• What is required
Set the following entries down again exactly, line by line.
==============================
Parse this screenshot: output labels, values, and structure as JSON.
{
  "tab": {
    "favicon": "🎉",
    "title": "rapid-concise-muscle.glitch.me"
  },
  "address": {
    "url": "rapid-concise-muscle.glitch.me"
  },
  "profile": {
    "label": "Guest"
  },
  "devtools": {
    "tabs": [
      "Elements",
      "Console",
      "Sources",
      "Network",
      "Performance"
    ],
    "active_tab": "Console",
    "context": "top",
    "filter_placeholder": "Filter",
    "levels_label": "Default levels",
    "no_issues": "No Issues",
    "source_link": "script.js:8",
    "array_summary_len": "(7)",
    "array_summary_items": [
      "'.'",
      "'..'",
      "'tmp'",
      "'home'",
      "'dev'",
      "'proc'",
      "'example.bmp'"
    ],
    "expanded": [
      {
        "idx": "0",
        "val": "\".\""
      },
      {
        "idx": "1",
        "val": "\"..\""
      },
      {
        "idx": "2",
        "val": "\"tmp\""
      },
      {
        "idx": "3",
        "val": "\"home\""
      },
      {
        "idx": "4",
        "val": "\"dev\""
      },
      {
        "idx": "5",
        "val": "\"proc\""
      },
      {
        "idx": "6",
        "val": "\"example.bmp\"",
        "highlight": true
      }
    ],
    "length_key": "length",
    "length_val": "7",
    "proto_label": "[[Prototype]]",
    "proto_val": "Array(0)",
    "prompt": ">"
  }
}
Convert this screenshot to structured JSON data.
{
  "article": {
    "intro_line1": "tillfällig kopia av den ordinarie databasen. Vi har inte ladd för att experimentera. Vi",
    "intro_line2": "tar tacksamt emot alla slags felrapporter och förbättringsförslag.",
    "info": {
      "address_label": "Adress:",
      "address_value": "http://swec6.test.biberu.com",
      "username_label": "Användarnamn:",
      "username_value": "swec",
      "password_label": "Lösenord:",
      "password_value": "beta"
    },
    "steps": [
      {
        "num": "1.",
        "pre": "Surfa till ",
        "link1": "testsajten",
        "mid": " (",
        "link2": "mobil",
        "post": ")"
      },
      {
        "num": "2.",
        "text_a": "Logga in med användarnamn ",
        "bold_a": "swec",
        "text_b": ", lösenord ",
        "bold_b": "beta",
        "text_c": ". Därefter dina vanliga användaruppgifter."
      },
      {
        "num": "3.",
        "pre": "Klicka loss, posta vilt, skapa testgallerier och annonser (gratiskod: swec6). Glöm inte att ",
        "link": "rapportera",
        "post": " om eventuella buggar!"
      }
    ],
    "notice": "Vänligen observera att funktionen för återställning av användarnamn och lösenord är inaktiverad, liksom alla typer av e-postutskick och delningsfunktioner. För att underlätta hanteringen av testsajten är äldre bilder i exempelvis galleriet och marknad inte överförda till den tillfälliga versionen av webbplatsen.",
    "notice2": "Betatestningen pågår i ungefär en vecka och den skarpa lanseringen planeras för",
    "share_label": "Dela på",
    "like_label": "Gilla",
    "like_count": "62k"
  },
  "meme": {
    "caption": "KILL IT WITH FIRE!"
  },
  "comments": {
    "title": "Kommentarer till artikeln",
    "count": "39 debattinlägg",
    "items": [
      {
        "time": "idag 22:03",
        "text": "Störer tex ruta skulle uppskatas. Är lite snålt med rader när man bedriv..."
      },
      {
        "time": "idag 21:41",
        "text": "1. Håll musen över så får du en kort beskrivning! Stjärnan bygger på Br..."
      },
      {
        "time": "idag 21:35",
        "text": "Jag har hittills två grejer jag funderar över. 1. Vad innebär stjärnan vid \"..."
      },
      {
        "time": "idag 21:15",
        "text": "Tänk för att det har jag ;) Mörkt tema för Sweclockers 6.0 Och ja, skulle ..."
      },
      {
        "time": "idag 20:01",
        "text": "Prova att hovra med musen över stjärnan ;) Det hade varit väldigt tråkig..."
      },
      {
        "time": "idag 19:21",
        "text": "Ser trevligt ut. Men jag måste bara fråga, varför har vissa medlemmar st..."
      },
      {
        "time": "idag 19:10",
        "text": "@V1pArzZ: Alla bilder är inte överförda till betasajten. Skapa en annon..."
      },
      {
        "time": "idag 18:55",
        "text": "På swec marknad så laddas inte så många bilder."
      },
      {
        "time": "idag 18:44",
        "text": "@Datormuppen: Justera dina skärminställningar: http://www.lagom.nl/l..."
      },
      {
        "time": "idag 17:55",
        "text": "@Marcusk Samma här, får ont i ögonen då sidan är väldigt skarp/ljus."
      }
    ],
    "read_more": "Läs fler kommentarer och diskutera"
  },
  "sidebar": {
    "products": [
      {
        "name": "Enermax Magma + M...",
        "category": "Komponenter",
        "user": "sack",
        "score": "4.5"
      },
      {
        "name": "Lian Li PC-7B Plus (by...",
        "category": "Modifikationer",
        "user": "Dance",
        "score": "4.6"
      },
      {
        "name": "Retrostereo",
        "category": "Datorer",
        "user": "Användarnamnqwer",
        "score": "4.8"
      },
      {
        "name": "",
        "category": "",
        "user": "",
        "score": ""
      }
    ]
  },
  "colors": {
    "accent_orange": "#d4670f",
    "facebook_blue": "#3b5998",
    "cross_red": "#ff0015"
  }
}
==============================
• Output for this exercise
Parse this screenshot: output labels, values, and structure as JSON.
{
  "tab": {
    "favicon": "🎉",
    "title": "rapid-concise-muscle.glitch.me"
  },
  "address": {
    "url": "rapid-concise-muscle.glitch.me"
  },
  "profile": {
    "label": "Guest"
  },
  "devtools": {
    "tabs": [
      "Elements",
      "Console",
      "Sources",
      "Network",
      "Performance"
    ],
    "active_tab": "Console",
    "context": "top",
    "filter_placeholder": "Filter",
    "levels_label": "Default levels",
    "no_issues": "No Issues",
    "source_link": "script.js:8",
    "array_summary_len": "(7)",
    "array_summary_items": [
      "'.'",
      "'..'",
      "'tmp'",
      "'home'",
      "'dev'",
      "'proc'",
      "'example.bmp'"
    ],
    "expanded": [
      {
        "idx": "0",
        "val": "\".\""
      },
      {
        "idx": "1",
        "val": "\"..\""
      },
      {
        "idx": "2",
        "val": "\"tmp\""
      },
      {
        "idx": "3",
        "val": "\"home\""
      },
      {
        "idx": "4",
        "val": "\"dev\""
      },
      {
        "idx": "5",
        "val": "\"proc\""
      },
      {
        "idx": "6",
        "val": "\"example.bmp\"",
        "highlight": true
      }
    ],
    "length_key": "length",
    "length_val": "7",
    "proto_label": "[[Prototype]]",
    "proto_val": "Array(0)",
    "prompt": ">"
  }
}
Convert this screenshot to structured JSON data.
{
  "article": {
    "intro_line1": "tillfällig kopia av den ordinarie databasen. Vi har inte ladd för att experimentera. Vi",
    "intro_line2": "tar tacksamt emot alla slags felrapporter och förbättringsförslag.",
    "info": {
      "address_label": "Adress:",
      "address_value": "http://swec6.test.biberu.com",
      "username_label": "Användarnamn:",
      "username_value": "swec",
      "password_label": "Lösenord:",
      "password_value": "beta"
    },
    "steps": [
      {
        "num": "1.",
        "pre": "Surfa till ",
        "link1": "testsajten",
        "mid": " (",
        "link2": "mobil",
        "post": ")"
      },
      {
        "num": "2.",
        "text_a": "Logga in med användarnamn ",
        "bold_a": "swec",
        "text_b": ", lösenord ",
        "bold_b": "beta",
        "text_c": ". Därefter dina vanliga användaruppgifter."
      },
      {
        "num": "3.",
        "pre": "Klicka loss, posta vilt, skapa testgallerier och annonser (gratiskod: swec6). Glöm inte att ",
        "link": "rapportera",
        "post": " om eventuella buggar!"
      }
    ],
    "notice": "Vänligen observera att funktionen för återställning av användarnamn och lösenord är inaktiverad, liksom alla typer av e-postutskick och delningsfunktioner. För att underlätta hanteringen av testsajten är äldre bilder i exempelvis galleriet och marknad inte överförda till den tillfälliga versionen av webbplatsen.",
    "notice2": "Betatestningen pågår i ungefär en vecka och den skarpa lanseringen planeras för",
    "share_label": "Dela på",
    "like_label": "Gilla",
    "like_count": "62k"
  },
  "meme": {
    "caption": "KILL IT WITH FIRE!"
  },
  "comments": {
    "title": "Kommentarer till artikeln",
    "count": "39 debattinlägg",
    "items": [
      {
        "time": "idag 22:03",
        "text": "Störer tex ruta skulle uppskatas. Är lite snålt med rader när man bedriv..."
      },
      {
        "time": "idag 21:41",
        "text": "1. Håll musen över så får du en kort beskrivning! Stjärnan bygger på Br..."
      },
      {
        "time": "idag 21:35",
        "text": "Jag har hittills två grejer jag funderar över. 1. Vad innebär stjärnan vid \"..."
      },
      {
        "time": "idag 21:15",
        "text": "Tänk för att det har jag ;) Mörkt tema för Sweclockers 6.0 Och ja, skulle ..."
      },
      {
        "time": "idag 20:01",
        "text": "Prova att hovra med musen över stjärnan ;) Det hade varit väldigt tråkig..."
      },
      {
        "time": "idag 19:21",
        "text": "Ser trevligt ut. Men jag måste bara fråga, varför har vissa medlemmar st..."
      },
      {
        "time": "idag 19:10",
        "text": "@V1pArzZ: Alla bilder är inte överförda till betasajten. Skapa en annon..."
      },
      {
        "time": "idag 18:55",
        "text": "På swec marknad så laddas inte så många bilder."
      },
      {
        "time": "idag 18:44",
        "text": "@Datormuppen: Justera dina skärminställningar: http://www.lagom.nl/l..."
      },
      {
        "time": "idag 17:55",
        "text": "@Marcusk Samma här, får ont i ögonen då sidan är väldigt skarp/ljus."
      }
    ],
    "read_more": "Läs fler kommentarer och diskutera"
  },
  "sidebar": {
    "products": [
      {
        "name": "Enermax Magma + M...",
        "category": "Komponenter",
        "user": "sack",
        "score": "4.5"
      },
      {
        "name": "Lian Li PC-7B Plus (by...",
        "category": "Modifikationer",
        "user": "Dance",
        "score": "4.6"
      },
      {
        "name": "Retrostereo",
        "category": "Datorer",
        "user": "Användarnamnqwer",
        "score": "4.8"
      },
      {
        "name": "",
        "category": "",
        "user": "",
        "score": ""
      }
    ]
  },
  "colors": {
    "accent_orange": "#d4670f",
    "facebook_blue": "#3b5998",
    "cross_red": "#ff0015"
  }
}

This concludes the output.